Render the data from its first line up to and including the line containing "navbar-right-group: 10:14 UTC" as a Markdown table with the columns Index and Text, one row per line and blank lines skipped.

════════

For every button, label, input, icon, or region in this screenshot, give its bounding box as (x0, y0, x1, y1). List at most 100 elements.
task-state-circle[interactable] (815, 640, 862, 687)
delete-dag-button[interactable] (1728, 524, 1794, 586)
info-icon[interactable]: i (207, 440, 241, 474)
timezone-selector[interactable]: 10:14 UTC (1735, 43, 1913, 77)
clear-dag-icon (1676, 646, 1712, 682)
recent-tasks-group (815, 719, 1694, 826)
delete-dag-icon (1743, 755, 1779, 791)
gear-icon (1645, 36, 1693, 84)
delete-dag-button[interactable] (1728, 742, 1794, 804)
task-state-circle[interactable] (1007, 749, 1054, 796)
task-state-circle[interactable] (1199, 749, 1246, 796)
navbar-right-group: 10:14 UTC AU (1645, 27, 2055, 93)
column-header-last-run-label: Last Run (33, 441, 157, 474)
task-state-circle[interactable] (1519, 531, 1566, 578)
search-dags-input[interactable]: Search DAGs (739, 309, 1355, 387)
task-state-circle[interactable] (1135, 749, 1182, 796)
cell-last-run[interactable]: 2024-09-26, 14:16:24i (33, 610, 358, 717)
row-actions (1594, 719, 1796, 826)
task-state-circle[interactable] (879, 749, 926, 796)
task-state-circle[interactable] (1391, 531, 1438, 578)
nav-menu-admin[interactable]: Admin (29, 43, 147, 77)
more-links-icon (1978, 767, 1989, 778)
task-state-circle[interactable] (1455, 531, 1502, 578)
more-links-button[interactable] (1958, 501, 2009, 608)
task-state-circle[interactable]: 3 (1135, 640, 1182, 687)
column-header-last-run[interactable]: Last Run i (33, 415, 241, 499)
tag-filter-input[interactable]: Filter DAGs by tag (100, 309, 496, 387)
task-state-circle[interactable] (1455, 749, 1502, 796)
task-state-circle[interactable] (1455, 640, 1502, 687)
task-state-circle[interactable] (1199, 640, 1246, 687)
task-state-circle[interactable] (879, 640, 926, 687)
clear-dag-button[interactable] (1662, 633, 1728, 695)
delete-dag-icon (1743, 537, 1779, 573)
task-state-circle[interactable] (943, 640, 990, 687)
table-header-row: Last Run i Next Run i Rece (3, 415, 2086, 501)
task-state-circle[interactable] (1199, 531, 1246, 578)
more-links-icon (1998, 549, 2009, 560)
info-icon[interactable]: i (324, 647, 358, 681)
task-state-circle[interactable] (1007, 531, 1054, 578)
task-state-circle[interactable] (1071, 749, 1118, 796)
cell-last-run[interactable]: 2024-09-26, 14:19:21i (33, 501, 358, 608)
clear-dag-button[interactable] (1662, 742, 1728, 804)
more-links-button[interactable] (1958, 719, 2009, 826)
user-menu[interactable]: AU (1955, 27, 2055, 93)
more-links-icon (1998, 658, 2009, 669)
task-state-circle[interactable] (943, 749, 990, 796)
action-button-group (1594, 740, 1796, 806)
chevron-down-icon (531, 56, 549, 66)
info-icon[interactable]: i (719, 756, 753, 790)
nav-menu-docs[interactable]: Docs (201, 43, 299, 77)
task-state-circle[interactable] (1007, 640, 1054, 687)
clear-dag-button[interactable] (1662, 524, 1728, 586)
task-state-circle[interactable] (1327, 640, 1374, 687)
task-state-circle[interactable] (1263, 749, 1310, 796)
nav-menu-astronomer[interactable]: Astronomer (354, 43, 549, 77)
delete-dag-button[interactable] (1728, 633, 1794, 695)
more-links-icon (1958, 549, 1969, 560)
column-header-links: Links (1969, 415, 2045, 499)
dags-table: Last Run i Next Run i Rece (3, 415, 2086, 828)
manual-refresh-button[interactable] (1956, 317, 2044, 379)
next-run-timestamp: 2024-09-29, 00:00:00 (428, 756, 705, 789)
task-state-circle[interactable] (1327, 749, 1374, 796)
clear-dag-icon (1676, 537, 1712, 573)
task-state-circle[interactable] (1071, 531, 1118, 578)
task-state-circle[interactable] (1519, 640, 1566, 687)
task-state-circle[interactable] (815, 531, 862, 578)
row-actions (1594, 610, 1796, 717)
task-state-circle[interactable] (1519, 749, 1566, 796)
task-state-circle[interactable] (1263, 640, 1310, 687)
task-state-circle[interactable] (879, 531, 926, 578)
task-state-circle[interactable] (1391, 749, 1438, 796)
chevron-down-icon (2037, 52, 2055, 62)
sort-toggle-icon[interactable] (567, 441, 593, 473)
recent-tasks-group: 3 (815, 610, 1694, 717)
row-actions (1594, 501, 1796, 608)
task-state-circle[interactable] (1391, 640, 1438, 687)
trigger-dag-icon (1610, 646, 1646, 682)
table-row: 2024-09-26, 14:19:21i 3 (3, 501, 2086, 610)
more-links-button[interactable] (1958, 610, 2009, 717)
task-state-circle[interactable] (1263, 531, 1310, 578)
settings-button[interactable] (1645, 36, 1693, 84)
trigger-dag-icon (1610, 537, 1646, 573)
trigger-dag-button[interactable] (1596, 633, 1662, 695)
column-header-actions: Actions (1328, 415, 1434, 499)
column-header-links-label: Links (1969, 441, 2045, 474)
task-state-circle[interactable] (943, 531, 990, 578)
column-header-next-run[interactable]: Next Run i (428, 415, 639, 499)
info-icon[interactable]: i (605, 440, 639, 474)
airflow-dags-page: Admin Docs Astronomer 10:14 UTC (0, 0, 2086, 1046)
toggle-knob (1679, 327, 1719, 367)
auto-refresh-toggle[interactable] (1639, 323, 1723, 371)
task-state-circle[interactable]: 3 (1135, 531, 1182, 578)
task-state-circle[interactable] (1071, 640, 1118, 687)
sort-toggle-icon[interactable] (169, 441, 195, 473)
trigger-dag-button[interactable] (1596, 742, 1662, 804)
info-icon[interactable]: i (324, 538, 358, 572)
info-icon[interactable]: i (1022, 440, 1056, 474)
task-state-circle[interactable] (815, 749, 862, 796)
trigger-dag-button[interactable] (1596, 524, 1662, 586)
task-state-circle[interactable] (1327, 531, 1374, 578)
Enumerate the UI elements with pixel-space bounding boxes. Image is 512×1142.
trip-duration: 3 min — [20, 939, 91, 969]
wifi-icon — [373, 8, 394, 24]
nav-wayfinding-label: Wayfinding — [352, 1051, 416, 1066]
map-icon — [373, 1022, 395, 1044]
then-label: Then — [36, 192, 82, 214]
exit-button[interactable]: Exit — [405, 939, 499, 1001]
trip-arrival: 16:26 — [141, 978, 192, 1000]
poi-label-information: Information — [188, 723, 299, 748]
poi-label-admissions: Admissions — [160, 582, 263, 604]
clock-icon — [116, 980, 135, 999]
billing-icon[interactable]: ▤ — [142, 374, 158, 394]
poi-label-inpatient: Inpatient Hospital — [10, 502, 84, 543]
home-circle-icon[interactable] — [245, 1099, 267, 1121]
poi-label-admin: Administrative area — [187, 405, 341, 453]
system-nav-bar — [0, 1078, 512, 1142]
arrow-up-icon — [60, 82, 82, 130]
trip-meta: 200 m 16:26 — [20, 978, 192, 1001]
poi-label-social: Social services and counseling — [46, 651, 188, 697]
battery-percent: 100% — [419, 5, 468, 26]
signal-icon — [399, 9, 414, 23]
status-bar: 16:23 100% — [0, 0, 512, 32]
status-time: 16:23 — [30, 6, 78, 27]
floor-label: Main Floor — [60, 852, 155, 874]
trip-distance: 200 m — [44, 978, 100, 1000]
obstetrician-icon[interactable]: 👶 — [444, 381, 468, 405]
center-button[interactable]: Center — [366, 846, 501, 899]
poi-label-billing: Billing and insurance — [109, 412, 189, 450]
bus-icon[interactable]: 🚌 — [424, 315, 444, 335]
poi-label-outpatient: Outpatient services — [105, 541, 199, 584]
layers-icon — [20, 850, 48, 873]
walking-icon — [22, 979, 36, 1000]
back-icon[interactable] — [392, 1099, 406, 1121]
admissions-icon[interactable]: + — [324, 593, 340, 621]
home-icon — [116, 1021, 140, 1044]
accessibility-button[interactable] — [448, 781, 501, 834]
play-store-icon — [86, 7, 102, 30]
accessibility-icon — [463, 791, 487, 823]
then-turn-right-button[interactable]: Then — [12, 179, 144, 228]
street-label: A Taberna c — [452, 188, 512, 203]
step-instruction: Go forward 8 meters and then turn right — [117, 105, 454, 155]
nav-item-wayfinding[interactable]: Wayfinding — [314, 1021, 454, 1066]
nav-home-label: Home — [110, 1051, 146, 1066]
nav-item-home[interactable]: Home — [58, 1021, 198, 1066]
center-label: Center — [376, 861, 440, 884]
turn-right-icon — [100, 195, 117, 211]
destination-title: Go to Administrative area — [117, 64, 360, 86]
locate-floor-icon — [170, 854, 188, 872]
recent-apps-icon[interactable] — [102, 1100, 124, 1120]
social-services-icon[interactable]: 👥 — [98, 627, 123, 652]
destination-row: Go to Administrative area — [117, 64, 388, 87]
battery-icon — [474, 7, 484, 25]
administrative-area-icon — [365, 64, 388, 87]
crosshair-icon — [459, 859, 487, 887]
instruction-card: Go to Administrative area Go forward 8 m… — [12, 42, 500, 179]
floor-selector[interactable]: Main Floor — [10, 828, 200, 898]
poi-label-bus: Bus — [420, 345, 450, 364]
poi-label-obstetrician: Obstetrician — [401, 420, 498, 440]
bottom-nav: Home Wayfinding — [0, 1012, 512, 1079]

════════

:: Full output ::
| Index | Text |
|---|---|
| 1 | For every button, label, input, icon, or region in this screenshot, give its bounding box as (x0, y0, x1, y1). List at most 100 elements. |
| 2 | task-state-circle[interactable] (815, 640, 862, 687) |
| 3 | delete-dag-button[interactable] (1728, 524, 1794, 586) |
| 4 | info-icon[interactable]: i (207, 440, 241, 474) |
| 5 | timezone-selector[interactable]: 10:14 UTC (1735, 43, 1913, 77) |
| 6 | clear-dag-icon (1676, 646, 1712, 682) |
| 7 | recent-tasks-group (815, 719, 1694, 826) |
| 8 | delete-dag-icon (1743, 755, 1779, 791) |
| 9 | gear-icon (1645, 36, 1693, 84) |
| 10 | delete-dag-button[interactable] (1728, 742, 1794, 804) |
| 11 | task-state-circle[interactable] (1007, 749, 1054, 796) |
| 12 | task-state-circle[interactable] (1199, 749, 1246, 796) |
| 13 | navbar-right-group: 10:14 UTC AU (1645, 27, 2055, 93) |